*Task goal*. Switch "legend-swatch" to "legend-marker" in the stretch from the line containing "y-tick-label: 10 xyxy=(75,309,90,323)" through the line containing "x-tick-label: 1972 xyxy=(247,570,278,584)", and give back only those lines with nothing else altered.
**** Data rows
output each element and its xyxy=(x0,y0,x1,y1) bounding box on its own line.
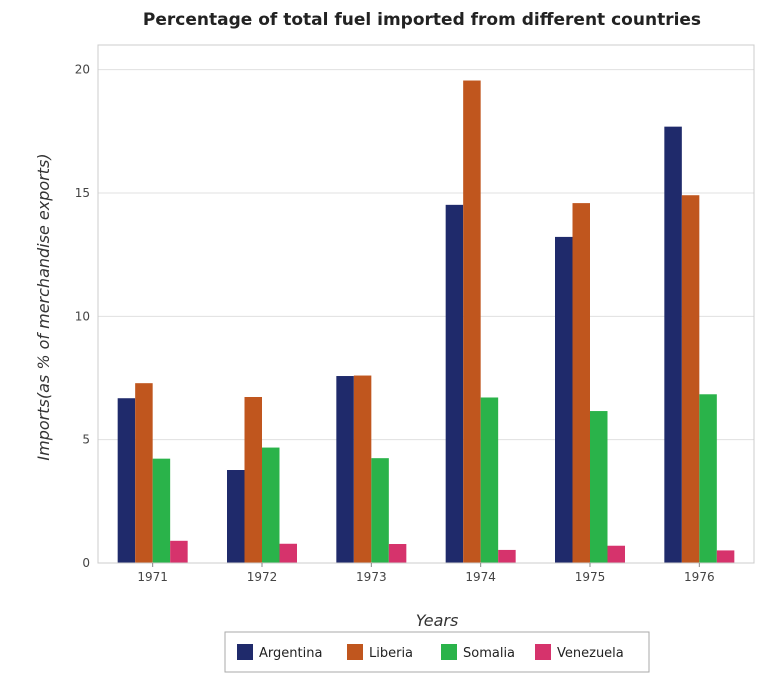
y-tick-label: 10 xyxy=(75,309,90,323)
y-tick-label: 5 xyxy=(82,433,90,447)
x-tick-label: 1974 xyxy=(465,570,496,584)
bar-liberia-1974 xyxy=(463,80,481,564)
legend-swatch-argentina xyxy=(237,644,253,660)
bar-argentina-1976 xyxy=(664,126,682,563)
bar-venezuela-1973 xyxy=(388,544,407,563)
bar-argentina-1973 xyxy=(336,376,354,563)
bar-liberia-1973 xyxy=(353,375,372,563)
bar-liberia-1975 xyxy=(572,203,590,563)
bar-venezuela-1976 xyxy=(716,550,735,563)
bar-somalia-1975 xyxy=(590,411,608,563)
bar-somalia-1974 xyxy=(480,397,499,563)
bar-argentina-1972 xyxy=(227,470,245,563)
x-axis-label: Years xyxy=(416,611,459,630)
legend-label-argentina: Argentina xyxy=(259,646,322,661)
axes: 0 5 10 15 20 1971 1972 1973 1974 1975 1976 xyxy=(75,44,755,584)
bar-venezuela-1974 xyxy=(498,549,516,563)
legend-label-venezuela: Venezuela xyxy=(557,646,624,661)
legend-swatch-liberia xyxy=(347,644,363,660)
bar-somalia-1973 xyxy=(371,458,389,563)
x-tick-label: 1972 xyxy=(247,570,278,584)
y-tick-label: 0 xyxy=(82,556,90,570)
bar-somalia-1971 xyxy=(152,458,171,563)
bars xyxy=(117,80,735,564)
plot-frame xyxy=(97,44,755,564)
bar-argentina-1971 xyxy=(117,398,136,563)
legend-label-liberia: Liberia xyxy=(369,646,413,661)
x-tick-label: 1973 xyxy=(356,570,387,584)
y-tick-label: 20 xyxy=(75,63,90,77)
bar-venezuela-1972 xyxy=(279,543,297,563)
bar-liberia-1976 xyxy=(681,195,700,563)
x-tick-label: 1975 xyxy=(575,570,606,584)
legend-label-somalia: Somalia xyxy=(463,646,515,661)
bar-somalia-1972 xyxy=(262,447,280,563)
x-tick-label: 1971 xyxy=(137,570,168,584)
y-tick-label: 15 xyxy=(75,186,90,200)
legend: Argentina Liberia Somalia Venezuela xyxy=(224,631,650,673)
y-axis-label: Imports(as % of merchandise exports) xyxy=(34,153,53,460)
chart-title: Percentage of total fuel imported from d… xyxy=(143,10,701,30)
bar-argentina-1975 xyxy=(555,236,573,563)
bar-liberia-1971 xyxy=(135,383,153,563)
bar-venezuela-1971 xyxy=(170,540,188,563)
gridlines xyxy=(98,69,754,564)
legend-swatch-somalia xyxy=(441,644,457,660)
x-tick-label: 1976 xyxy=(684,570,715,584)
bar-liberia-1972 xyxy=(244,396,262,563)
bar-argentina-1974 xyxy=(445,204,464,563)
bar-venezuela-1975 xyxy=(607,545,625,563)
legend-swatch-venezuela xyxy=(535,644,551,660)
legend-box xyxy=(224,631,650,673)
bar-somalia-1976 xyxy=(699,394,717,563)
********
*Exercise result*.
y-tick-label: 10 xyxy=(75,309,90,323)
y-tick-label: 5 xyxy=(82,433,90,447)
x-tick-label: 1974 xyxy=(465,570,496,584)
bar-liberia-1974 xyxy=(463,80,481,564)
legend-marker-argentina xyxy=(237,644,253,660)
bar-argentina-1976 xyxy=(664,126,682,563)
bar-venezuela-1973 xyxy=(388,544,407,563)
bar-argentina-1973 xyxy=(336,376,354,563)
bar-liberia-1973 xyxy=(353,375,372,563)
bar-liberia-1975 xyxy=(572,203,590,563)
bar-venezuela-1976 xyxy=(716,550,735,563)
bar-somalia-1975 xyxy=(590,411,608,563)
bar-somalia-1974 xyxy=(480,397,499,563)
bar-argentina-1972 xyxy=(227,470,245,563)
x-axis-label: Years xyxy=(416,611,459,630)
legend-label-argentina: Argentina xyxy=(259,646,322,661)
axes: 0 5 10 15 20 1971 1972 1973 1974 1975 1976 xyxy=(75,44,755,584)
bar-venezuela-1974 xyxy=(498,549,516,563)
legend-label-venezuela: Venezuela xyxy=(557,646,624,661)
legend-marker-liberia xyxy=(347,644,363,660)
bar-somalia-1973 xyxy=(371,458,389,563)
x-tick-label: 1972 xyxy=(247,570,278,584)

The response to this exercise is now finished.